== Data extract

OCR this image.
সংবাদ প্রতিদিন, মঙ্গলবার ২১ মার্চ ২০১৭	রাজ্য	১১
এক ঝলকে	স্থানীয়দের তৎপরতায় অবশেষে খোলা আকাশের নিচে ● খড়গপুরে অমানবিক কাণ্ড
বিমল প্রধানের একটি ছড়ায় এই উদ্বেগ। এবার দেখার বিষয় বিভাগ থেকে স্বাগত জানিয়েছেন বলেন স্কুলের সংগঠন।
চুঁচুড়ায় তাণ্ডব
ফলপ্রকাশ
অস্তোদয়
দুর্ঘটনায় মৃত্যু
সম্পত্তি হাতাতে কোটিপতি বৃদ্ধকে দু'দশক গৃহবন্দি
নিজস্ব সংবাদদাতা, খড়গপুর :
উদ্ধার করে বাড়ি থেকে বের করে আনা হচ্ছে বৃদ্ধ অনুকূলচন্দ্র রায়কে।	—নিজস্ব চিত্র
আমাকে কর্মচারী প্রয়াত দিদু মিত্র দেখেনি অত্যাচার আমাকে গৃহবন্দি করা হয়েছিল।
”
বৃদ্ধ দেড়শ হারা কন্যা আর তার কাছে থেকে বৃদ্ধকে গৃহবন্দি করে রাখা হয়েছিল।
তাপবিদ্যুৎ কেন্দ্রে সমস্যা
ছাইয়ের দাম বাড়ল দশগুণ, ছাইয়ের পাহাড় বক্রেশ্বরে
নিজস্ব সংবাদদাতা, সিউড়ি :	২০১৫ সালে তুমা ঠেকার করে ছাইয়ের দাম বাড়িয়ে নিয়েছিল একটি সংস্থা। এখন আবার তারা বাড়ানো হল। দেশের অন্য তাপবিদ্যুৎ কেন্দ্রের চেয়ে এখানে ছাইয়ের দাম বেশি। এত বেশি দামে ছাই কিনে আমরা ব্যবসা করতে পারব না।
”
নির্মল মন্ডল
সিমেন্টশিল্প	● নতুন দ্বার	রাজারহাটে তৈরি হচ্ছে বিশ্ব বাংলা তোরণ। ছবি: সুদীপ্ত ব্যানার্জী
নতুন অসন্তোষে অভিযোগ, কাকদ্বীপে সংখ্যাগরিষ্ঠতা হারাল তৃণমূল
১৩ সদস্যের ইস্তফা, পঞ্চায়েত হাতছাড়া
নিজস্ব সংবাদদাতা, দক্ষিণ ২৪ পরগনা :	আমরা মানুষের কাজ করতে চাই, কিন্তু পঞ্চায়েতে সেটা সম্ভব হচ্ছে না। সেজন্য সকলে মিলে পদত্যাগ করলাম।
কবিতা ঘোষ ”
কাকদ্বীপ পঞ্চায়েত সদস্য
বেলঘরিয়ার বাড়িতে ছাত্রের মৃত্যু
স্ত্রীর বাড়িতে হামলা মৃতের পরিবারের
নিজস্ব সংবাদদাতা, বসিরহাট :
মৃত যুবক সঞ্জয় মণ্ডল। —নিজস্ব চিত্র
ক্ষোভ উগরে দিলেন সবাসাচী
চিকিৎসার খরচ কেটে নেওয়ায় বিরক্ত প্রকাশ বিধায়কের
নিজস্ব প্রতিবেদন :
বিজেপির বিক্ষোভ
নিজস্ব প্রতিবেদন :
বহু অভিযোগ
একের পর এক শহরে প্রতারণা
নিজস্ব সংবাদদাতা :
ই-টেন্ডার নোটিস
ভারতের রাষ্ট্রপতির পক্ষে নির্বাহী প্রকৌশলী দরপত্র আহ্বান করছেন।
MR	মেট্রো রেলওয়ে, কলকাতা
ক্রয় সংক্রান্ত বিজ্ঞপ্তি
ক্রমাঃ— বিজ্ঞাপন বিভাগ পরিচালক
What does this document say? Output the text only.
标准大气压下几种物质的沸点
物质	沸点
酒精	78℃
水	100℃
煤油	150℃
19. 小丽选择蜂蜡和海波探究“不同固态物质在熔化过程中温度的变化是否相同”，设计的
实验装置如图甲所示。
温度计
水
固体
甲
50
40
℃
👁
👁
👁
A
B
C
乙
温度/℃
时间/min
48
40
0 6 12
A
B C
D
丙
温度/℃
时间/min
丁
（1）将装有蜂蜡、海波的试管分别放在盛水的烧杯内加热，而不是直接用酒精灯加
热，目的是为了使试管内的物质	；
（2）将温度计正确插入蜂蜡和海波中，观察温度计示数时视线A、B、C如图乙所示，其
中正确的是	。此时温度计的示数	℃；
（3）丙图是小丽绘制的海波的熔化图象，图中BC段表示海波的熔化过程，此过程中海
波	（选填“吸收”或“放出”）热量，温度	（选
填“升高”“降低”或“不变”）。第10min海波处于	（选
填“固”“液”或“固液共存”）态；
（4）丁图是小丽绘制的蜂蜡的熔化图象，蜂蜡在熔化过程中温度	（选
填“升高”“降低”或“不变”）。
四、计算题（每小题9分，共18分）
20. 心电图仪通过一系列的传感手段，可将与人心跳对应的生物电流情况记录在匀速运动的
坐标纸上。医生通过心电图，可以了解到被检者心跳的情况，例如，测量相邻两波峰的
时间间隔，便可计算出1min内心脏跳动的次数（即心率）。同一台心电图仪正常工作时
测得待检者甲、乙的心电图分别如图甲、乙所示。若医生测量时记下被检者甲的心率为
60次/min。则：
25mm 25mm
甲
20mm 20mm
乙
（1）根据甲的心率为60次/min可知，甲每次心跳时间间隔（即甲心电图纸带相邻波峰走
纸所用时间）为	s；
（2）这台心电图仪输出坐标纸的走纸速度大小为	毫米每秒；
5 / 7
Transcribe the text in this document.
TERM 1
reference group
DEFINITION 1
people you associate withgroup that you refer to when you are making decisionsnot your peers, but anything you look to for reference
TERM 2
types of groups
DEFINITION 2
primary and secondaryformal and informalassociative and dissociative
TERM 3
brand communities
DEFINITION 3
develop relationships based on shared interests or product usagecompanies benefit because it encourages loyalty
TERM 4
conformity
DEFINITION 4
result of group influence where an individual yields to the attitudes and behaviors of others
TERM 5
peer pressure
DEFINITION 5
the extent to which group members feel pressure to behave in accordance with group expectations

====

The problem: Select, from the listing, all lines that include the word "document".

Written reply:
What does this document say? Output the text only.
Transcribe the text in this document.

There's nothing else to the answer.